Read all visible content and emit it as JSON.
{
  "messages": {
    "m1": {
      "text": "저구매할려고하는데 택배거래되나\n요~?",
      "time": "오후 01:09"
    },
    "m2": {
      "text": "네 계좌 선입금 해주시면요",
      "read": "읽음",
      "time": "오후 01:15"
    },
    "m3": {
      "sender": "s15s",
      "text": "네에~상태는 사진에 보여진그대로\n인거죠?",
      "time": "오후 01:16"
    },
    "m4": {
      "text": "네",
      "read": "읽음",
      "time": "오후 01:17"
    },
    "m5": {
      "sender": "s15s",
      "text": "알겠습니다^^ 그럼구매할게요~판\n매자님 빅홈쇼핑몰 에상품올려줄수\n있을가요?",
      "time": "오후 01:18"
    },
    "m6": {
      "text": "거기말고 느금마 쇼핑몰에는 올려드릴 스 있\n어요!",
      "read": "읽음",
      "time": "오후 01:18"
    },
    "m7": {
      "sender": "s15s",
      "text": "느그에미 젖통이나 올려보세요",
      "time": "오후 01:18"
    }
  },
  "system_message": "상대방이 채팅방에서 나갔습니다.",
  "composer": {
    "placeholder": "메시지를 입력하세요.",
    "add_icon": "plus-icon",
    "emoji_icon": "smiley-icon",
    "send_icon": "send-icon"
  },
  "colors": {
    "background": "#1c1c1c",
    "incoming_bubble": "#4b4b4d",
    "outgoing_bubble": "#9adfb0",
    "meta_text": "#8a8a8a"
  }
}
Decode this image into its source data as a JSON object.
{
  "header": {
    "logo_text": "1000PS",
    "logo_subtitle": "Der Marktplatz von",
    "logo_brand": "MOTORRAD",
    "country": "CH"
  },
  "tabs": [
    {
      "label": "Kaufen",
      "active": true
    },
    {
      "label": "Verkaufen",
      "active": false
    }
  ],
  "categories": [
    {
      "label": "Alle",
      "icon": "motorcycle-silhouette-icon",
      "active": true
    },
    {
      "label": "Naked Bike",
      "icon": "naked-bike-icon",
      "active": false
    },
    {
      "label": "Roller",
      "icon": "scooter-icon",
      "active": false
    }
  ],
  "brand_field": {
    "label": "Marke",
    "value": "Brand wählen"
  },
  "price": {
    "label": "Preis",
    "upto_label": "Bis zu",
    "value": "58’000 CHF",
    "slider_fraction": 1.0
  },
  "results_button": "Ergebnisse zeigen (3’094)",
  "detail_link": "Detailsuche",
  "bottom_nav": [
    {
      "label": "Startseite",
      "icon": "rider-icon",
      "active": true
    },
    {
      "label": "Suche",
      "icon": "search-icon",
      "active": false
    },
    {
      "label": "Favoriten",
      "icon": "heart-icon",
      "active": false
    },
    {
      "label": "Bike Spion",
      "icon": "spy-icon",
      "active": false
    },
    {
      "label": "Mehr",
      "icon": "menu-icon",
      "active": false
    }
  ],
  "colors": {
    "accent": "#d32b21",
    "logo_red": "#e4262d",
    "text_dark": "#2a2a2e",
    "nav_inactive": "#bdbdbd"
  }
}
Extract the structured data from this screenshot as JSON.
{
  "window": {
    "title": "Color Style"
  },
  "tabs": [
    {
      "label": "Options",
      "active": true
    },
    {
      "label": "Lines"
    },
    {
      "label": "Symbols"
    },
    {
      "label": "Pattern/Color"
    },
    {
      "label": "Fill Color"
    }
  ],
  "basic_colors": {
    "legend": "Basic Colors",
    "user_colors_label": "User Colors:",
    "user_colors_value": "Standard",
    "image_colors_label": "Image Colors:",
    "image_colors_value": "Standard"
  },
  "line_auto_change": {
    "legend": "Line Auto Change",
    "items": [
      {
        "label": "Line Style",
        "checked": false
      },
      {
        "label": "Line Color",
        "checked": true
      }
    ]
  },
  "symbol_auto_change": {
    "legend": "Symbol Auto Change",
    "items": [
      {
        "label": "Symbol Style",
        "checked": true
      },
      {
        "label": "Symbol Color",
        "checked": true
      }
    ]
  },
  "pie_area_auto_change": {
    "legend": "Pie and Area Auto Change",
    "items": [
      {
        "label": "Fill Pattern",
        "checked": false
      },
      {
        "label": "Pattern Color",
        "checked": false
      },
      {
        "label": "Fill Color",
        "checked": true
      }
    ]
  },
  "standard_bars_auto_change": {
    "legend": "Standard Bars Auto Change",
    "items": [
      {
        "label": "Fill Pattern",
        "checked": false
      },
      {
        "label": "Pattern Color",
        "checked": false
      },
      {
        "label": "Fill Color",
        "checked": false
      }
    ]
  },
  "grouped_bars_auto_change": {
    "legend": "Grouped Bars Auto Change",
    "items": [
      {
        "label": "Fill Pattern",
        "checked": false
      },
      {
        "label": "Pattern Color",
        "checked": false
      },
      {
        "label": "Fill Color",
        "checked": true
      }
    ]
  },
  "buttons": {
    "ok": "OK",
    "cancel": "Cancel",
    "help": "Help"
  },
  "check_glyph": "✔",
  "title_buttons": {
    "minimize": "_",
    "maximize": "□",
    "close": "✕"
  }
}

WHAT NEEDS TO BE DONE: Above are entries; state the number of lines among them that contain "JSON", and nothing else.

WRITTEN ANSWER: 3